# JOB
Reproduce each line exactly, including spacing and punctuation.
+++ DATA +++
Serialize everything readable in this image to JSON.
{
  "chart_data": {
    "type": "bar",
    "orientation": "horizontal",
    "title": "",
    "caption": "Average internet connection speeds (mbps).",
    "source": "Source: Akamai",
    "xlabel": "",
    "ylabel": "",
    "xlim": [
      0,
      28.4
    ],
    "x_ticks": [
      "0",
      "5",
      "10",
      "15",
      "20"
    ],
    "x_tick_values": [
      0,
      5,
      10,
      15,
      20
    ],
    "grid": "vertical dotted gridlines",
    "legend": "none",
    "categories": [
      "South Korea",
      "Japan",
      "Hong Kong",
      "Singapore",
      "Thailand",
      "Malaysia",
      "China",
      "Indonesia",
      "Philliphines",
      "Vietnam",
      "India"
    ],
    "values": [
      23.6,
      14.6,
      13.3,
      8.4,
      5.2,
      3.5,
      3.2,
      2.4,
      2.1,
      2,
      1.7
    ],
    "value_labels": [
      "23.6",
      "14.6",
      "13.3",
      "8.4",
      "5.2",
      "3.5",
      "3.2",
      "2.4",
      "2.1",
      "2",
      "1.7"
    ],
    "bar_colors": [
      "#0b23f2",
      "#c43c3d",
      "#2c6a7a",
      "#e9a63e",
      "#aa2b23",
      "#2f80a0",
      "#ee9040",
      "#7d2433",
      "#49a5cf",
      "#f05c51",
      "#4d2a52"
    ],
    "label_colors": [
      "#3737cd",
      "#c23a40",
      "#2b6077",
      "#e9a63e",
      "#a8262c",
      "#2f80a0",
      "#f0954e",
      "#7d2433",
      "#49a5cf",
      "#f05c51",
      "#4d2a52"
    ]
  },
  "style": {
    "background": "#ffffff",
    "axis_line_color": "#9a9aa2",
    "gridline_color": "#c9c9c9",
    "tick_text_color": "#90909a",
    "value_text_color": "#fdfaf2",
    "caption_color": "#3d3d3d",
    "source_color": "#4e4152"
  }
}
+++
# EXERCISE RESPONSE
Serialize everything readable in this image to JSON.
{
  "chart_data": {
    "type": "bar",
    "orientation": "horizontal",
    "title": "",
    "caption": "Average internet connection speeds (mbps).",
    "source": "Source: Akamai",
    "xlabel": "",
    "ylabel": "",
    "xlim": [
      0,
      28.4
    ],
    "x_ticks": [
      "0",
      "5",
      "10",
      "15",
      "20"
    ],
    "x_tick_values": [
      0,
      5,
      10,
      15,
      20
    ],
    "grid": "vertical dotted gridlines",
    "legend": "none",
    "categories": [
      "South Korea",
      "Japan",
      "Hong Kong",
      "Singapore",
      "Thailand",
      "Malaysia",
      "China",
      "Indonesia",
      "Philliphines",
      "Vietnam",
      "India"
    ],
    "values": [
      23.6,
      14.6,
      13.3,
      8.4,
      5.2,
      3.5,
      3.2,
      2.4,
      2.1,
      2,
      1.7
    ],
    "value_labels": [
      "23.6",
      "14.6",
      "13.3",
      "8.4",
      "5.2",
      "3.5",
      "3.2",
      "2.4",
      "2.1",
      "2",
      "1.7"
    ],
    "bar_colors": [
      "#0b23f2",
      "#c43c3d",
      "#2c6a7a",
      "#e9a63e",
      "#aa2b23",
      "#2f80a0",
      "#ee9040",
      "#7d2433",
      "#49a5cf",
      "#f05c51",
      "#4d2a52"
    ],
    "label_colors": [
      "#3737cd",
      "#c23a40",
      "#2b6077",
      "#e9a63e",
      "#a8262c",
      "#2f80a0",
      "#f0954e",
      "#7d2433",
      "#49a5cf",
      "#f05c51",
      "#4d2a52"
    ]
  },
  "style": {
    "background": "#ffffff",
    "axis_line_color": "#9a9aa2",
    "gridline_color": "#c9c9c9",
    "tick_text_color": "#90909a",
    "value_text_color": "#fdfaf2",
    "caption_color": "#3d3d3d",
    "source_color": "#4e4152"
  }
}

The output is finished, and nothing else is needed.